***** Input for this task

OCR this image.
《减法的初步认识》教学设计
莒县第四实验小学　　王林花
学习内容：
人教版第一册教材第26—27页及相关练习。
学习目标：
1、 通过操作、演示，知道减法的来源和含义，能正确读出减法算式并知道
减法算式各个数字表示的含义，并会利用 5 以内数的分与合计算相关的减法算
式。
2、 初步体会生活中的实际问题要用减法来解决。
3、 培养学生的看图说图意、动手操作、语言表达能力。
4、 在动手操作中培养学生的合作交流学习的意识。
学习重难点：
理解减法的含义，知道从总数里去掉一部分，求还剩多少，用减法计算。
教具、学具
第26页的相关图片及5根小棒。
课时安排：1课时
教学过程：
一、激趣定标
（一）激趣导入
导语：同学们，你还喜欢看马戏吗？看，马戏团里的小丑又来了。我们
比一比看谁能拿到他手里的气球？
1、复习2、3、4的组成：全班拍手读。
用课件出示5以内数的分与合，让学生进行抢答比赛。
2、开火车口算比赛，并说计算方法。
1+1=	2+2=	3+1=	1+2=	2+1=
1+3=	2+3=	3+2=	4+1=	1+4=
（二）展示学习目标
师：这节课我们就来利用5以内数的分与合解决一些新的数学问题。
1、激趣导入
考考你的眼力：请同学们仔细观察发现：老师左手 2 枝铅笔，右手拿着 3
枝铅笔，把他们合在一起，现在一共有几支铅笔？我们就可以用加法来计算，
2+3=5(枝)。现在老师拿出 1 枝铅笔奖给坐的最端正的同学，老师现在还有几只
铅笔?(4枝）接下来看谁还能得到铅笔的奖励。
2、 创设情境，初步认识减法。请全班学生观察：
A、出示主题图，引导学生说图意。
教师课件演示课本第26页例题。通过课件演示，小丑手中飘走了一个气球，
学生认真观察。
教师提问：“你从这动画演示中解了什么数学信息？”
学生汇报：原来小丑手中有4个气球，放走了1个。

**********

● **Task brief**
Print all of the entries exactly as they are written.

● **Final result**
OCR this image.
《减法的初步认识》教学设计
莒县第四实验小学　　王林花
学习内容：
人教版第一册教材第26—27页及相关练习。
学习目标：
1、 通过操作、演示，知道减法的来源和含义，能正确读出减法算式并知道
减法算式各个数字表示的含义，并会利用 5 以内数的分与合计算相关的减法算
式。
2、 初步体会生活中的实际问题要用减法来解决。
3、 培养学生的看图说图意、动手操作、语言表达能力。
4、 在动手操作中培养学生的合作交流学习的意识。
学习重难点：
理解减法的含义，知道从总数里去掉一部分，求还剩多少，用减法计算。
教具、学具
第26页的相关图片及5根小棒。
课时安排：1课时
教学过程：
一、激趣定标
（一）激趣导入
导语：同学们，你还喜欢看马戏吗？看，马戏团里的小丑又来了。我们
比一比看谁能拿到他手里的气球？
1、复习2、3、4的组成：全班拍手读。
用课件出示5以内数的分与合，让学生进行抢答比赛。
2、开火车口算比赛，并说计算方法。
1+1=	2+2=	3+1=	1+2=	2+1=
1+3=	2+3=	3+2=	4+1=	1+4=
（二）展示学习目标
师：这节课我们就来利用5以内数的分与合解决一些新的数学问题。
1、激趣导入
考考你的眼力：请同学们仔细观察发现：老师左手 2 枝铅笔，右手拿着 3
枝铅笔，把他们合在一起，现在一共有几支铅笔？我们就可以用加法来计算，
2+3=5(枝)。现在老师拿出 1 枝铅笔奖给坐的最端正的同学，老师现在还有几只
铅笔?(4枝）接下来看谁还能得到铅笔的奖励。
2、 创设情境，初步认识减法。请全班学生观察：
A、出示主题图，引导学生说图意。
教师课件演示课本第26页例题。通过课件演示，小丑手中飘走了一个气球，
学生认真观察。
教师提问：“你从这动画演示中解了什么数学信息？”
学生汇报：原来小丑手中有4个气球，放走了1个。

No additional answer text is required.